Jiri Olsa Feb. 8, 2022, 8:56 a.m. UTC | #2

On Mon, Feb 07, 2022 at 10:59:14AM -0800, Andrii Nakryiko wrote:
> On Wed, Feb 2, 2022 at 5:53 AM Jiri Olsa <jolsa@redhat.com> wrote:
> >
> > Adding new link type BPF_LINK_TYPE_FPROBE that attaches kprobe program
> > through fprobe API.
> >
> > The fprobe API allows to attach probe on multiple functions at once very
> > fast, because it works on top of ftrace. On the other hand this limits
> > the probe point to the function entry or return.
> >
> > The kprobe program gets the same pt_regs input ctx as when it's attached
> > through the perf API.
> >
> > Adding new attach type BPF_TRACE_FPROBE that enables such link for kprobe
> > program.
> >
> > User provides array of addresses or symbols with count to attach the kprobe
> > program to. The new link_create uapi interface looks like:
> >
> >   struct {
> >           __aligned_u64   syms;
> >           __aligned_u64   addrs;
> >           __u32           cnt;
> >           __u32           flags;
> >   } fprobe;
> >
> > The flags field allows single BPF_F_FPROBE_RETURN bit to create return fprobe.
> >
> > Signed-off-by: Masami Hiramatsu <mhiramat@kernel.org>
> > Signed-off-by: Jiri Olsa <jolsa@kernel.org>
> > ---
> >  include/linux/bpf_types.h      |   1 +
> >  include/uapi/linux/bpf.h       |  13 ++
> >  kernel/bpf/syscall.c           | 248 ++++++++++++++++++++++++++++++++-
> >  tools/include/uapi/linux/bpf.h |  13 ++
> >  4 files changed, 270 insertions(+), 5 deletions(-)

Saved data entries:
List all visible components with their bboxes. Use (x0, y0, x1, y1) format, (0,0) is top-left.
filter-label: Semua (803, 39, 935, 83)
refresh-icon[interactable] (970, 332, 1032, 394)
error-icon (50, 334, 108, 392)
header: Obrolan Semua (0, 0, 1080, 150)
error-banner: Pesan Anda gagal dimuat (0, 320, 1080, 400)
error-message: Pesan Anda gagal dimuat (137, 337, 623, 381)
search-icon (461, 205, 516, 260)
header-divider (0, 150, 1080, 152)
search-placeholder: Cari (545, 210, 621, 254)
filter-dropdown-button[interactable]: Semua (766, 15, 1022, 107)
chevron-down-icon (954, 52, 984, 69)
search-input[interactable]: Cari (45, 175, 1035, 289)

| Required task |
Name every field declared in the fprobe struct shown in the patch text above.

| Task result |
syms, addrs, cnt, flags